GOAL>
All of the records below need to be copied exactly.

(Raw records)

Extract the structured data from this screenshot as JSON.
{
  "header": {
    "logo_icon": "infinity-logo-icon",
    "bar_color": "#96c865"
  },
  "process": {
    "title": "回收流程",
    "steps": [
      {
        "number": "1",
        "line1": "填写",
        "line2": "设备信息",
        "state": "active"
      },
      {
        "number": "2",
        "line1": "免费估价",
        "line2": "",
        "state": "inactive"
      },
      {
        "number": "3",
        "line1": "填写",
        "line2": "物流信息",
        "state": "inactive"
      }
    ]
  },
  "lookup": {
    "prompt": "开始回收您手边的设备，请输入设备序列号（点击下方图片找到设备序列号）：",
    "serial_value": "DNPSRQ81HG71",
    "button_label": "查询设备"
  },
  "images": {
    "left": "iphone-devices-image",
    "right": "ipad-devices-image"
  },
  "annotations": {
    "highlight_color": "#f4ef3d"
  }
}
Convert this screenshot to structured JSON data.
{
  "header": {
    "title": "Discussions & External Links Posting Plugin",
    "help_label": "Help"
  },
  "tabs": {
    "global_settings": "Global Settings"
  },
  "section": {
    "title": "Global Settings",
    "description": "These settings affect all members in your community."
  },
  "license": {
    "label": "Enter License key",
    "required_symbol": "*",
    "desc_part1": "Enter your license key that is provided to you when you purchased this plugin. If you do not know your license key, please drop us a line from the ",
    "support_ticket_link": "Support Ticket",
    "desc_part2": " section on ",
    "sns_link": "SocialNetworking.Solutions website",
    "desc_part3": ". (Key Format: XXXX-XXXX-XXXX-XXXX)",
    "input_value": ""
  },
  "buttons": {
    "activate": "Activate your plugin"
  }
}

RIGHT ANSWER>
Extract the structured data from this screenshot as JSON.
{
  "header": {
    "logo_icon": "infinity-logo-icon",
    "bar_color": "#96c865"
  },
  "process": {
    "title": "回收流程",
    "steps": [
      {
        "number": "1",
        "line1": "填写",
        "line2": "设备信息",
        "state": "active"
      },
      {
        "number": "2",
        "line1": "免费估价",
        "line2": "",
        "state": "inactive"
      },
      {
        "number": "3",
        "line1": "填写",
        "line2": "物流信息",
        "state": "inactive"
      }
    ]
  },
  "lookup": {
    "prompt": "开始回收您手边的设备，请输入设备序列号（点击下方图片找到设备序列号）：",
    "serial_value": "DNPSRQ81HG71",
    "button_label": "查询设备"
  },
  "images": {
    "left": "iphone-devices-image",
    "right": "ipad-devices-image"
  },
  "annotations": {
    "highlight_color": "#f4ef3d"
  }
}
Convert this screenshot to structured JSON data.
{
  "header": {
    "title": "Discussions & External Links Posting Plugin",
    "help_label": "Help"
  },
  "tabs": {
    "global_settings": "Global Settings"
  },
  "section": {
    "title": "Global Settings",
    "description": "These settings affect all members in your community."
  },
  "license": {
    "label": "Enter License key",
    "required_symbol": "*",
    "desc_part1": "Enter your license key that is provided to you when you purchased this plugin. If you do not know your license key, please drop us a line from the ",
    "support_ticket_link": "Support Ticket",
    "desc_part2": " section on ",
    "sns_link": "SocialNetworking.Solutions website",
    "desc_part3": ". (Key Format: XXXX-XXXX-XXXX-XXXX)",
    "input_value": ""
  },
  "buttons": {
    "activate": "Activate your plugin"
  }
}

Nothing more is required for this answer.